───── EXERCISE MATERIAL ─────

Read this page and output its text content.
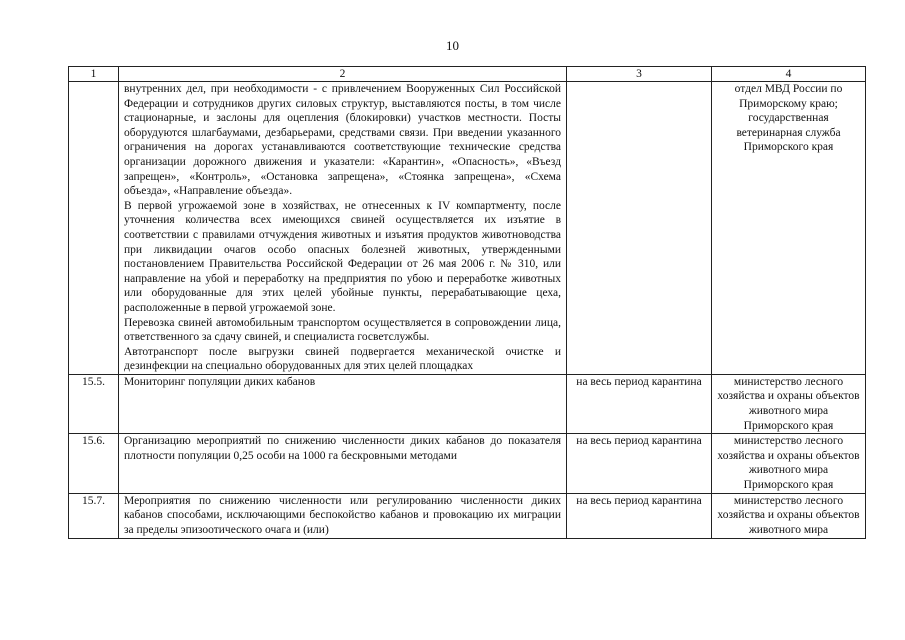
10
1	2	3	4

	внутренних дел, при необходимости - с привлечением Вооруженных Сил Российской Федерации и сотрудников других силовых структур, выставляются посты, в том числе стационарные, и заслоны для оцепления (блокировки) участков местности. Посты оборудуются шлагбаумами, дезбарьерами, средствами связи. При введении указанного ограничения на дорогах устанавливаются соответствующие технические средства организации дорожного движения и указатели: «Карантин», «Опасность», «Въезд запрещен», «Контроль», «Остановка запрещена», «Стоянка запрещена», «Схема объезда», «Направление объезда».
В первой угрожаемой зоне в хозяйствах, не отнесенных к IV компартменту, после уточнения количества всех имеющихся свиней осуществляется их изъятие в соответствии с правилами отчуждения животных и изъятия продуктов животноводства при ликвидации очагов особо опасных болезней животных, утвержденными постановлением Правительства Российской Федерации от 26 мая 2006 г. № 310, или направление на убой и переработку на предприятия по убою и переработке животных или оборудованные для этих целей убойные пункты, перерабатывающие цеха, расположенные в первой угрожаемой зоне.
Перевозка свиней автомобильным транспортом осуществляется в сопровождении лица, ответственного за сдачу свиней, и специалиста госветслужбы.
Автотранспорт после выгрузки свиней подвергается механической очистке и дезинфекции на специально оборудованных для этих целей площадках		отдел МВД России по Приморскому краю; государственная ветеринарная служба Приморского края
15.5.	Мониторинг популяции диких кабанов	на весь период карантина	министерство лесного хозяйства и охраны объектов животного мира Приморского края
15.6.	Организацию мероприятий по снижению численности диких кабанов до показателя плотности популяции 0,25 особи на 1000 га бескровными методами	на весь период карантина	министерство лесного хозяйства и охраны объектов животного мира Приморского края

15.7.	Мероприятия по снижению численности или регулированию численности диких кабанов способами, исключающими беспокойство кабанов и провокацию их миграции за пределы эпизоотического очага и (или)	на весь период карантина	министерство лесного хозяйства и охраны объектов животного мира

─────

Retype the data above exactly; pictures are not part of the copy.

### IN RESPONSE
Read this page and output its text content.
10
1	2	3	4

	внутренних дел, при необходимости - с привлечением Вооруженных Сил Российской Федерации и сотрудников других силовых структур, выставляются посты, в том числе стационарные, и заслоны для оцепления (блокировки) участков местности. Посты оборудуются шлагбаумами, дезбарьерами, средствами связи. При введении указанного ограничения на дорогах устанавливаются соответствующие технические средства организации дорожного движения и указатели: «Карантин», «Опасность», «Въезд запрещен», «Контроль», «Остановка запрещена», «Стоянка запрещена», «Схема объезда», «Направление объезда».
В первой угрожаемой зоне в хозяйствах, не отнесенных к IV компартменту, после уточнения количества всех имеющихся свиней осуществляется их изъятие в соответствии с правилами отчуждения животных и изъятия продуктов животноводства при ликвидации очагов особо опасных болезней животных, утвержденными постановлением Правительства Российской Федерации от 26 мая 2006 г. № 310, или направление на убой и переработку на предприятия по убою и переработке животных или оборудованные для этих целей убойные пункты, перерабатывающие цеха, расположенные в первой угрожаемой зоне.
Перевозка свиней автомобильным транспортом осуществляется в сопровождении лица, ответственного за сдачу свиней, и специалиста госветслужбы.
Автотранспорт после выгрузки свиней подвергается механической очистке и дезинфекции на специально оборудованных для этих целей площадках		отдел МВД России по Приморскому краю; государственная ветеринарная служба Приморского края
15.5.	Мониторинг популяции диких кабанов	на весь период карантина	министерство лесного хозяйства и охраны объектов животного мира Приморского края
15.6.	Организацию мероприятий по снижению численности диких кабанов до показателя плотности популяции 0,25 особи на 1000 га бескровными методами	на весь период карантина	министерство лесного хозяйства и охраны объектов животного мира Приморского края

15.7.	Мероприятия по снижению численности или регулированию численности диких кабанов способами, исключающими беспокойство кабанов и провокацию их миграции за пределы эпизоотического очага и (или)	на весь период карантина	министерство лесного хозяйства и охраны объектов животного мира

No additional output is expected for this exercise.